====== DATASET EXCERPTS ======
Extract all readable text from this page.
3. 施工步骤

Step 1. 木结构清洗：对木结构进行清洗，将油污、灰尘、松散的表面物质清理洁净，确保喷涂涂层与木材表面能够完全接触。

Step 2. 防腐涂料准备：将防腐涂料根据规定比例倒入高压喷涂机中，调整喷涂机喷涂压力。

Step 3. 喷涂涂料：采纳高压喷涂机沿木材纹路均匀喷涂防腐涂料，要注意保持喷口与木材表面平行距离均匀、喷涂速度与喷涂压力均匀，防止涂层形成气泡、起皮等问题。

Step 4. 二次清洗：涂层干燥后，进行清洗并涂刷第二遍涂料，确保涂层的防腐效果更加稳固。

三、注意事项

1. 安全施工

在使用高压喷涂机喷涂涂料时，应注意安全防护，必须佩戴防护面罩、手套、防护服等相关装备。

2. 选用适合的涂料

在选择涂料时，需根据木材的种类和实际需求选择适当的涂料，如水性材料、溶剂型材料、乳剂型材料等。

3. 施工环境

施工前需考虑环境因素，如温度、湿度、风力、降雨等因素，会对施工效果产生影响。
======
SHORT PROBLEM: Counting only lines of the data above that hold "Step", report the total and nothing else.

REPLY TO THE EXERCISE: 4